## DIRECTIONS FOR THIS TASK:
Each line holding the string "Edition" is to be copied from the data.

——————————

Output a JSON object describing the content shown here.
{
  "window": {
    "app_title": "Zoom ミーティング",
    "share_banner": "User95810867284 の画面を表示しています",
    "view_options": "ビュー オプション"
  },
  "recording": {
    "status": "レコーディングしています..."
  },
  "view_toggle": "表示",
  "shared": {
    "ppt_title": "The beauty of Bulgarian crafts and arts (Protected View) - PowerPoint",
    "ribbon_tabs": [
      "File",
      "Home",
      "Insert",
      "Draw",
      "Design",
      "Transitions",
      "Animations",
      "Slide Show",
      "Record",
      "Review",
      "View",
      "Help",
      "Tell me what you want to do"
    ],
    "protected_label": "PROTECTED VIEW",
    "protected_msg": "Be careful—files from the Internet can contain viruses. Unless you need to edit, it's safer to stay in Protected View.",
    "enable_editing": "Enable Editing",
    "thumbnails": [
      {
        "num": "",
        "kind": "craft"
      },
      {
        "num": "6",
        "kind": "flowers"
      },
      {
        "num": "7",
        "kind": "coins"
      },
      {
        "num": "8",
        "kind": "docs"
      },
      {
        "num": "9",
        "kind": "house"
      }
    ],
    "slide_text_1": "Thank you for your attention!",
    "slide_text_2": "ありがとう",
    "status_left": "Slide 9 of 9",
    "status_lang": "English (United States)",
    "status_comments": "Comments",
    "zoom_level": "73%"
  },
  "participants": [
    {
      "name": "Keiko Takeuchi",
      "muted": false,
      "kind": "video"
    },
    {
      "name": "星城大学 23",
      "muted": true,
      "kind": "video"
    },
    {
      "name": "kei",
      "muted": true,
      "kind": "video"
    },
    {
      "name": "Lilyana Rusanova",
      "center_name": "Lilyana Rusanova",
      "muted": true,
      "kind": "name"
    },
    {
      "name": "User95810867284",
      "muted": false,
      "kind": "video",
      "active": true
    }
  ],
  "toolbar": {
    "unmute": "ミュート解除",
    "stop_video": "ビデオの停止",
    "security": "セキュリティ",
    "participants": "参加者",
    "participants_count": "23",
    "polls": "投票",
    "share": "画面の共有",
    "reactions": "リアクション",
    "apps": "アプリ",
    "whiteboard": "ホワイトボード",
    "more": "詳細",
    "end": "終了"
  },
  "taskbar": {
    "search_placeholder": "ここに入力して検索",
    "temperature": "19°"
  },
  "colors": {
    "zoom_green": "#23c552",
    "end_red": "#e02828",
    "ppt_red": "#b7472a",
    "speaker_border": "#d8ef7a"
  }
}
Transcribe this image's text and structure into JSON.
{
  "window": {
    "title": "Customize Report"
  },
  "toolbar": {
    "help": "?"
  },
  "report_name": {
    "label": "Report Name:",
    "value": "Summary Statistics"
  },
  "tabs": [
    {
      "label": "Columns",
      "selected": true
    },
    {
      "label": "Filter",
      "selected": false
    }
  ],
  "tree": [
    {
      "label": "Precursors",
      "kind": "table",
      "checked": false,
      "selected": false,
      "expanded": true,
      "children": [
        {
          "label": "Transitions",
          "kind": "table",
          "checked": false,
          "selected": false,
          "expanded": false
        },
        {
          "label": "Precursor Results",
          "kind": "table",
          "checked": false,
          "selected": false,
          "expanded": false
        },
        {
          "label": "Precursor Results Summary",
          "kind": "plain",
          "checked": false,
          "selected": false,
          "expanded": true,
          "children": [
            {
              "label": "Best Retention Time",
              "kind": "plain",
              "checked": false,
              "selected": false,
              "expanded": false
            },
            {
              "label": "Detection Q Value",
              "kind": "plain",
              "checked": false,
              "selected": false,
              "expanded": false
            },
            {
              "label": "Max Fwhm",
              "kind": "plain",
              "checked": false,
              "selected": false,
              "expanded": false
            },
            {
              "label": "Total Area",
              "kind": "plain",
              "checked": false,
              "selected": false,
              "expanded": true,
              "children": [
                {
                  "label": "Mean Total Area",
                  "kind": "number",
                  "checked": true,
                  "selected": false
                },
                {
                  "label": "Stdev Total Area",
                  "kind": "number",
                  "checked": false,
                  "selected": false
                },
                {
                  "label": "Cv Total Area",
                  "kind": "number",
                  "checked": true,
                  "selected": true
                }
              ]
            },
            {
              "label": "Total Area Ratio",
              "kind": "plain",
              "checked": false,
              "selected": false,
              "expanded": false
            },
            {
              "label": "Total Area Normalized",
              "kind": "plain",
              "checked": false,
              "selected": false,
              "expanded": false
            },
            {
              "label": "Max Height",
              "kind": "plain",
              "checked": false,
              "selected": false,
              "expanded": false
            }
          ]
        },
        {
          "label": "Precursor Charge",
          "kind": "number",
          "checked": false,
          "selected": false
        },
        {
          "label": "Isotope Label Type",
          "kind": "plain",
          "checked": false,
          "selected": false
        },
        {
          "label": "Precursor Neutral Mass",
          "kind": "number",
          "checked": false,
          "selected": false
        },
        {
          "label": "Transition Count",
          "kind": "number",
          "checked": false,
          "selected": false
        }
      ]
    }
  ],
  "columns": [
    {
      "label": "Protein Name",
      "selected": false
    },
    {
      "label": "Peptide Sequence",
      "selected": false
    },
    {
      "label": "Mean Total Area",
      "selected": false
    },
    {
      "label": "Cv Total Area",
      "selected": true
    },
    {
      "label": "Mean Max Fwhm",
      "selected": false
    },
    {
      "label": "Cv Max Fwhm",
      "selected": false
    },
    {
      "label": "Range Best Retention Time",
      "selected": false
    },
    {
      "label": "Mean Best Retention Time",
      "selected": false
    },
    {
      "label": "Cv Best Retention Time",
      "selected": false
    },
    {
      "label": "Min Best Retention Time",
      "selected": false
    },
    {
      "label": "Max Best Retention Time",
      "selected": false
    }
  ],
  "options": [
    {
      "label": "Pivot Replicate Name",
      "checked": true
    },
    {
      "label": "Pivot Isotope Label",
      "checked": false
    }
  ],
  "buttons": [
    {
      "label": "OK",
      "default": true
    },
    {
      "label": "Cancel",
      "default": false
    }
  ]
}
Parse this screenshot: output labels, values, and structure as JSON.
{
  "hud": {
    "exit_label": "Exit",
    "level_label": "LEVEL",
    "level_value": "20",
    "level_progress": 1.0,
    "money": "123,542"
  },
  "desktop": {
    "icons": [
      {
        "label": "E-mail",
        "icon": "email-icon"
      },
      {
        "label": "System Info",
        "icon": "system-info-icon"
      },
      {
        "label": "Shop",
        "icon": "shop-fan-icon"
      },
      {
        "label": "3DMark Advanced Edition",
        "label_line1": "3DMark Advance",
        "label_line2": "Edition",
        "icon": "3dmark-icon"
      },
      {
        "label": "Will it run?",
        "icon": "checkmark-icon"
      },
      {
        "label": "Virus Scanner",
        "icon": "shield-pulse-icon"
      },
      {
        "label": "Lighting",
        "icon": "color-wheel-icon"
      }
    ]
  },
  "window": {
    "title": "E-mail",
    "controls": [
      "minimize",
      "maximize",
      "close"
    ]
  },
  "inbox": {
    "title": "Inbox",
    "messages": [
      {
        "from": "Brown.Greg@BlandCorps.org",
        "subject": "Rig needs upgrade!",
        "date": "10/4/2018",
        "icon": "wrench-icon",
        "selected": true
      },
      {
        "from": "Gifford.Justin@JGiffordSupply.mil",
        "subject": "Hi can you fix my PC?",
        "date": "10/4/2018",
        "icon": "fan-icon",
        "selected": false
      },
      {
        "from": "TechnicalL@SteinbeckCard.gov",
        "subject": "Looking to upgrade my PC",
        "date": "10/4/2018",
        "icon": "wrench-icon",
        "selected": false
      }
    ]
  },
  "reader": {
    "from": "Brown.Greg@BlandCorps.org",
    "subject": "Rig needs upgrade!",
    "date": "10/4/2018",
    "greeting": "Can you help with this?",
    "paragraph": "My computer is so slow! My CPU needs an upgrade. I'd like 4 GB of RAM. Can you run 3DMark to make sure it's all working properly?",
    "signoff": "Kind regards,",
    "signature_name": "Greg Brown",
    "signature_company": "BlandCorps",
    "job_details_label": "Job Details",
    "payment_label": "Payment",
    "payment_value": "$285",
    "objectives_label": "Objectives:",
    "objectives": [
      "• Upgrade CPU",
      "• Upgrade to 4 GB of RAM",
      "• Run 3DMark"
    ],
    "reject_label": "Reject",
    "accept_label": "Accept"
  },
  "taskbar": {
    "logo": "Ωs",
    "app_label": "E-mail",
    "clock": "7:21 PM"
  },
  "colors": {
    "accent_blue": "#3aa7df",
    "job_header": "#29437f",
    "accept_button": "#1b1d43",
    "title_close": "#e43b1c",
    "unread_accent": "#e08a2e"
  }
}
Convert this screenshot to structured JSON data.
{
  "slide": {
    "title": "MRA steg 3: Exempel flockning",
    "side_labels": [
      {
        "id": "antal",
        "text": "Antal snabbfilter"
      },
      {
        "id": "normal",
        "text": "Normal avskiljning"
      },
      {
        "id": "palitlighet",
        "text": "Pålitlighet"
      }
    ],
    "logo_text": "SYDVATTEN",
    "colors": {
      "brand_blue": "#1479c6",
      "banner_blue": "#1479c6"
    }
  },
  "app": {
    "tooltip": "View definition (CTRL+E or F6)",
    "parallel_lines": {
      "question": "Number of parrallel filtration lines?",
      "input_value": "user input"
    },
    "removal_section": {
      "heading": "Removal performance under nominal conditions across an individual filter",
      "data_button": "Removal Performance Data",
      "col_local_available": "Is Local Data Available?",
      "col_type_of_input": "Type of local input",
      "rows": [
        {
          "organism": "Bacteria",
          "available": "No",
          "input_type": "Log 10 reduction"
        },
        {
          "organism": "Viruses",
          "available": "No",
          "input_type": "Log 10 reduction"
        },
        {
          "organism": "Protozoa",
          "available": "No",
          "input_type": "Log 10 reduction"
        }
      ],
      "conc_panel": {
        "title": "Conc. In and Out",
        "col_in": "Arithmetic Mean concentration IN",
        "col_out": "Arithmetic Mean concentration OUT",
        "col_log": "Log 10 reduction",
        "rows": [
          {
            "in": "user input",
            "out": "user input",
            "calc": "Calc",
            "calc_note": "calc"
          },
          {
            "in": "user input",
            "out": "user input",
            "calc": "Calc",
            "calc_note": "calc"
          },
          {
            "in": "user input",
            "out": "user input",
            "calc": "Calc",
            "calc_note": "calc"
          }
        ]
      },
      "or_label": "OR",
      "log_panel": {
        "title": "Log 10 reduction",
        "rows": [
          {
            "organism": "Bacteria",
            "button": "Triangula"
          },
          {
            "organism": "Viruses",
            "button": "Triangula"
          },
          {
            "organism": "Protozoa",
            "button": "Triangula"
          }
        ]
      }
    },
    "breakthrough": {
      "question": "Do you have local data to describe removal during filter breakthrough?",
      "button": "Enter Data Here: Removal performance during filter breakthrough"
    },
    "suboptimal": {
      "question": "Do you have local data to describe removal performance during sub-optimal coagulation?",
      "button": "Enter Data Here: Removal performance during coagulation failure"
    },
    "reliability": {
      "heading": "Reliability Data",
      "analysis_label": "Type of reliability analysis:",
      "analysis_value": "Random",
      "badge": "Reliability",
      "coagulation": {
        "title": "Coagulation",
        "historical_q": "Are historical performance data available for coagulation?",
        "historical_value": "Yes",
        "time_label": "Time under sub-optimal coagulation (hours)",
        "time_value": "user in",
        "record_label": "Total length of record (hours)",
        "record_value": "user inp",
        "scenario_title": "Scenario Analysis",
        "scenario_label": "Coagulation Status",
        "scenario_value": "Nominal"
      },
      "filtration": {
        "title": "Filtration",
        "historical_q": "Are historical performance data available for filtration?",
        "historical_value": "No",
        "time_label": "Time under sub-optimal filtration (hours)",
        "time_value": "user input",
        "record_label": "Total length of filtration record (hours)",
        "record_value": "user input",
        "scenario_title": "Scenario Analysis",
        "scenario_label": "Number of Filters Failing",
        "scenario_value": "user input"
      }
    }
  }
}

——————————

## SOLUTION TO THE EXERCISE:
        "label": "3DMark Advanced Edition",
        "label_line2": "Edition",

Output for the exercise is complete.